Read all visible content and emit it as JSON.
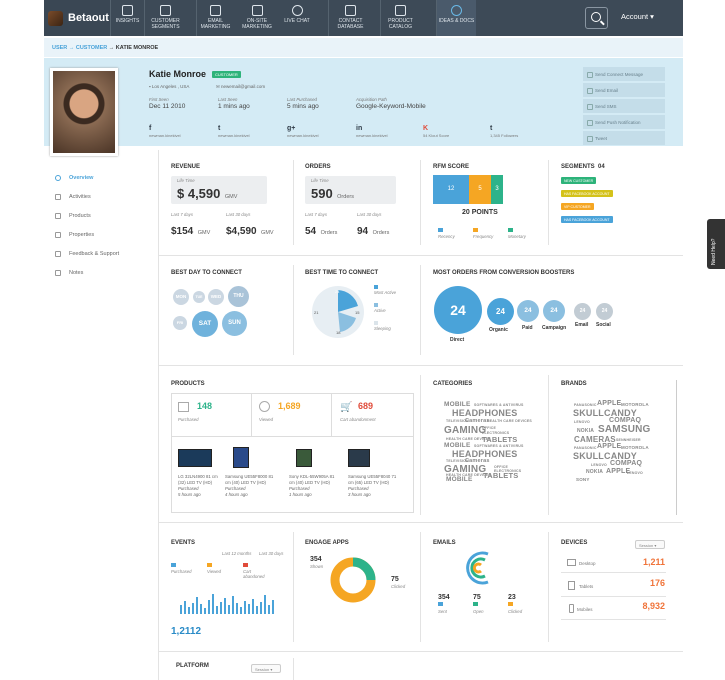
{
  "app": {
    "brand": "Betaout"
  },
  "nav": [
    {
      "label": "INSIGHTS"
    },
    {
      "label": "CUSTOMER SEGMENTS"
    },
    {
      "label": "EMAIL MARKETING"
    },
    {
      "label": "ON-SITE MARKETING"
    },
    {
      "label": "LIVE CHAT"
    },
    {
      "label": "CONTACT DATABASE"
    },
    {
      "label": "PRODUCT CATALOG"
    },
    {
      "label": "IDEAS & DOCS"
    }
  ],
  "account": "Account ▾",
  "breadcrumb": {
    "user": "USER",
    "arrow1": "→",
    "customer": "CUSTOMER",
    "arrow2": "→",
    "current": "KATIE MONROE"
  },
  "profile": {
    "name": "Katie Monroe",
    "tag": "CUSTOMER",
    "location": "Los Angeles , USA",
    "email": "newemail@gmail.com",
    "first_seen_label": "First Seen",
    "first_seen": "Dec 11 2010",
    "last_seen_label": "Last Seen",
    "last_seen": "1 mins ago",
    "last_purchased_label": "Last Purchased",
    "last_purchased": "5 mins ago",
    "acq_label": "Acquisition Path",
    "acq": "Google-Keyword-Mobile",
    "social": [
      {
        "icon": "f",
        "label": "newman.kinekivel"
      },
      {
        "icon": "t",
        "label": "newman.kinekivel"
      },
      {
        "icon": "g+",
        "label": "newman.kinekivel"
      },
      {
        "icon": "in",
        "label": "newman.kinekivel"
      },
      {
        "icon": "K",
        "label": "54 Klout Score"
      },
      {
        "icon": "t",
        "label": "1,345 Followers"
      }
    ]
  },
  "actions": [
    "Send Connect Message",
    "Send Email",
    "Send SMS",
    "Send Push Notification",
    "Tweet"
  ],
  "sidebar": [
    "Overview",
    "Activities",
    "Products",
    "Properties",
    "Feedback & Support",
    "Notes"
  ],
  "revenue": {
    "title": "REVENUE",
    "lifetime_label": "Life Time",
    "lifetime": "$ 4,590",
    "unit": "GMV",
    "l7_label": "Last 7 days",
    "l7": "$154",
    "l30_label": "Last 30 days",
    "l30": "$4,590"
  },
  "orders": {
    "title": "ORDERS",
    "lifetime_label": "Life Time",
    "lifetime": "590",
    "unit": "Orders",
    "l7_label": "Last 7 days",
    "l7": "54",
    "l30_label": "Last 30 days",
    "l30": "94"
  },
  "rfm": {
    "title": "RFM SCORE",
    "r": "12",
    "f": "5",
    "m": "3",
    "points": "20 POINTS",
    "legend": [
      "Recency",
      "Frequency",
      "Monetary"
    ]
  },
  "segments": {
    "title": "SEGMENTS",
    "count": "04",
    "items": [
      "NEW CUSTOMER",
      "HAS FACEBOOK ACCOUNT",
      "VIP CUSTOMER",
      "HAS FACEBOOK ACCOUNT"
    ]
  },
  "best_day": {
    "title": "BEST DAY TO CONNECT",
    "days": [
      "MON",
      "TUE",
      "WED",
      "THU",
      "FRI",
      "SAT",
      "SUN"
    ]
  },
  "best_time": {
    "title": "BEST TIME TO CONNECT",
    "ticks": [
      "24",
      "15",
      "18",
      "21"
    ],
    "legend": [
      "Most Active",
      "Active",
      "Sleeping"
    ]
  },
  "boosters": {
    "title": "MOST ORDERS FROM CONVERSION BOOSTERS",
    "items": [
      {
        "v": "24",
        "l": "Direct"
      },
      {
        "v": "24",
        "l": "Organic"
      },
      {
        "v": "24",
        "l": "Paid"
      },
      {
        "v": "24",
        "l": "Campaign"
      },
      {
        "v": "24",
        "l": "Email"
      },
      {
        "v": "24",
        "l": "Social"
      }
    ]
  },
  "products": {
    "title": "PRODUCTS",
    "purchased": "148",
    "purchased_l": "Purchased",
    "viewed": "1,689",
    "viewed_l": "Viewed",
    "cart": "689",
    "cart_l": "Cart abandonment",
    "items": [
      {
        "name": "LG 32LN4900 81 cm (32) LED TV (HD)",
        "status": "Purchased",
        "time": "5 hours ago"
      },
      {
        "name": "Samsung UE55F8000 81 cm (40) LED TV (HD)",
        "status": "Purchased",
        "time": "4 hours ago"
      },
      {
        "name": "Sony KDL-55W905A 81 cm (40) LED TV (HD)",
        "status": "Purchased",
        "time": "1 hours ago"
      },
      {
        "name": "Samsung UE55F8040 71 cm (65) LED TV (HD)",
        "status": "Purchased",
        "time": "3 hours ago"
      }
    ]
  },
  "categories": {
    "title": "CATEGORIES"
  },
  "brands": {
    "title": "BRANDS"
  },
  "events": {
    "title": "EVENTS",
    "l12": "Last 12 months",
    "l30": "Last 30 days",
    "legend": [
      "Purchased",
      "Viewed",
      "Cart abandoned"
    ],
    "total": "1,2112"
  },
  "engage": {
    "title": "ENGAGE APPS",
    "shown": "354",
    "shown_l": "Shown",
    "clicked": "75",
    "clicked_l": "Clicked"
  },
  "emails": {
    "title": "EMAILS",
    "sent": "354",
    "sent_l": "Sent",
    "open": "75",
    "open_l": "Open",
    "clicked": "23",
    "clicked_l": "Clicked"
  },
  "devices": {
    "title": "DEVICES",
    "select": "Session ▾",
    "items": [
      {
        "l": "Desktop",
        "v": "1,211"
      },
      {
        "l": "Tablets",
        "v": "176"
      },
      {
        "l": "Mobiles",
        "v": "8,932"
      }
    ]
  },
  "platform": {
    "title": "PLATFORM",
    "select": "Session ▾"
  },
  "feedback": "Need Help?"
}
○ ○ ○ ○
In your copy of the records, include no pictures; repeat everything else exactly.

Read all visible content and emit it as JSON.
{
  "app": {
    "brand": "Betaout"
  },
  "nav": [
    {
      "label": "INSIGHTS"
    },
    {
      "label": "CUSTOMER SEGMENTS"
    },
    {
      "label": "EMAIL MARKETING"
    },
    {
      "label": "ON-SITE MARKETING"
    },
    {
      "label": "LIVE CHAT"
    },
    {
      "label": "CONTACT DATABASE"
    },
    {
      "label": "PRODUCT CATALOG"
    },
    {
      "label": "IDEAS & DOCS"
    }
  ],
  "account": "Account ▾",
  "breadcrumb": {
    "user": "USER",
    "arrow1": "→",
    "customer": "CUSTOMER",
    "arrow2": "→",
    "current": "KATIE MONROE"
  },
  "profile": {
    "name": "Katie Monroe",
    "tag": "CUSTOMER",
    "location": "Los Angeles , USA",
    "email": "newemail@gmail.com",
    "first_seen_label": "First Seen",
    "first_seen": "Dec 11 2010",
    "last_seen_label": "Last Seen",
    "last_seen": "1 mins ago",
    "last_purchased_label": "Last Purchased",
    "last_purchased": "5 mins ago",
    "acq_label": "Acquisition Path",
    "acq": "Google-Keyword-Mobile",
    "social": [
      {
        "icon": "f",
        "label": "newman.kinekivel"
      },
      {
        "icon": "t",
        "label": "newman.kinekivel"
      },
      {
        "icon": "g+",
        "label": "newman.kinekivel"
      },
      {
        "icon": "in",
        "label": "newman.kinekivel"
      },
      {
        "icon": "K",
        "label": "54 Klout Score"
      },
      {
        "icon": "t",
        "label": "1,345 Followers"
      }
    ]
  },
  "actions": [
    "Send Connect Message",
    "Send Email",
    "Send SMS",
    "Send Push Notification",
    "Tweet"
  ],
  "sidebar": [
    "Overview",
    "Activities",
    "Products",
    "Properties",
    "Feedback & Support",
    "Notes"
  ],
  "revenue": {
    "title": "REVENUE",
    "lifetime_label": "Life Time",
    "lifetime": "$ 4,590",
    "unit": "GMV",
    "l7_label": "Last 7 days",
    "l7": "$154",
    "l30_label": "Last 30 days",
    "l30": "$4,590"
  },
  "orders": {
    "title": "ORDERS",
    "lifetime_label": "Life Time",
    "lifetime": "590",
    "unit": "Orders",
    "l7_label": "Last 7 days",
    "l7": "54",
    "l30_label": "Last 30 days",
    "l30": "94"
  },
  "rfm": {
    "title": "RFM SCORE",
    "r": "12",
    "f": "5",
    "m": "3",
    "points": "20 POINTS",
    "legend": [
      "Recency",
      "Frequency",
      "Monetary"
    ]
  },
  "segments": {
    "title": "SEGMENTS",
    "count": "04",
    "items": [
      "NEW CUSTOMER",
      "HAS FACEBOOK ACCOUNT",
      "VIP CUSTOMER",
      "HAS FACEBOOK ACCOUNT"
    ]
  },
  "best_day": {
    "title": "BEST DAY TO CONNECT",
    "days": [
      "MON",
      "TUE",
      "WED",
      "THU",
      "FRI",
      "SAT",
      "SUN"
    ]
  },
  "best_time": {
    "title": "BEST TIME TO CONNECT",
    "ticks": [
      "24",
      "15",
      "18",
      "21"
    ],
    "legend": [
      "Most Active",
      "Active",
      "Sleeping"
    ]
  },
  "boosters": {
    "title": "MOST ORDERS FROM CONVERSION BOOSTERS",
    "items": [
      {
        "v": "24",
        "l": "Direct"
      },
      {
        "v": "24",
        "l": "Organic"
      },
      {
        "v": "24",
        "l": "Paid"
      },
      {
        "v": "24",
        "l": "Campaign"
      },
      {
        "v": "24",
        "l": "Email"
      },
      {
        "v": "24",
        "l": "Social"
      }
    ]
  },
  "products": {
    "title": "PRODUCTS",
    "purchased": "148",
    "purchased_l": "Purchased",
    "viewed": "1,689",
    "viewed_l": "Viewed",
    "cart": "689",
    "cart_l": "Cart abandonment",
    "items": [
      {
        "name": "LG 32LN4900 81 cm (32) LED TV (HD)",
        "status": "Purchased",
        "time": "5 hours ago"
      },
      {
        "name": "Samsung UE55F8000 81 cm (40) LED TV (HD)",
        "status": "Purchased",
        "time": "4 hours ago"
      },
      {
        "name": "Sony KDL-55W905A 81 cm (40) LED TV (HD)",
        "status": "Purchased",
        "time": "1 hours ago"
      },
      {
        "name": "Samsung UE55F8040 71 cm (65) LED TV (HD)",
        "status": "Purchased",
        "time": "3 hours ago"
      }
    ]
  },
  "categories": {
    "title": "CATEGORIES"
  },
  "brands": {
    "title": "BRANDS"
  },
  "events": {
    "title": "EVENTS",
    "l12": "Last 12 months",
    "l30": "Last 30 days",
    "legend": [
      "Purchased",
      "Viewed",
      "Cart abandoned"
    ],
    "total": "1,2112"
  },
  "engage": {
    "title": "ENGAGE APPS",
    "shown": "354",
    "shown_l": "Shown",
    "clicked": "75",
    "clicked_l": "Clicked"
  },
  "emails": {
    "title": "EMAILS",
    "sent": "354",
    "sent_l": "Sent",
    "open": "75",
    "open_l": "Open",
    "clicked": "23",
    "clicked_l": "Clicked"
  },
  "devices": {
    "title": "DEVICES",
    "select": "Session ▾",
    "items": [
      {
        "l": "Desktop",
        "v": "1,211"
      },
      {
        "l": "Tablets",
        "v": "176"
      },
      {
        "l": "Mobiles",
        "v": "8,932"
      }
    ]
  },
  "platform": {
    "title": "PLATFORM",
    "select": "Session ▾"
  },
  "feedback": "Need Help?"
}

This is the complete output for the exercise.